• [INSTRUCTIONS TO FOLLOW] Copy out all the records, word for word.

• [DATA PROVIDED]
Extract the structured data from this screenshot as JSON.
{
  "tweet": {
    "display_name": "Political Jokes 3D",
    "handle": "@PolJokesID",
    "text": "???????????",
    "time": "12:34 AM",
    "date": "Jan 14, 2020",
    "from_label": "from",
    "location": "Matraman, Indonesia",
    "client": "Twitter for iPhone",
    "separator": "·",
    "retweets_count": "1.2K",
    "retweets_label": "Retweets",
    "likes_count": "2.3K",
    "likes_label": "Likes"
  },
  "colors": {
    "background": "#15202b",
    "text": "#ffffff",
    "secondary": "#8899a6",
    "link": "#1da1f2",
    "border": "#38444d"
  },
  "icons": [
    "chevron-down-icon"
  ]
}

• [RESULT OF THE TASK]
Extract the structured data from this screenshot as JSON.
{
  "tweet": {
    "display_name": "Political Jokes 3D",
    "handle": "@PolJokesID",
    "text": "???????????",
    "time": "12:34 AM",
    "date": "Jan 14, 2020",
    "from_label": "from",
    "location": "Matraman, Indonesia",
    "client": "Twitter for iPhone",
    "separator": "·",
    "retweets_count": "1.2K",
    "retweets_label": "Retweets",
    "likes_count": "2.3K",
    "likes_label": "Likes"
  },
  "colors": {
    "background": "#15202b",
    "text": "#ffffff",
    "secondary": "#8899a6",
    "link": "#1da1f2",
    "border": "#38444d"
  },
  "icons": [
    "chevron-down-icon"
  ]
}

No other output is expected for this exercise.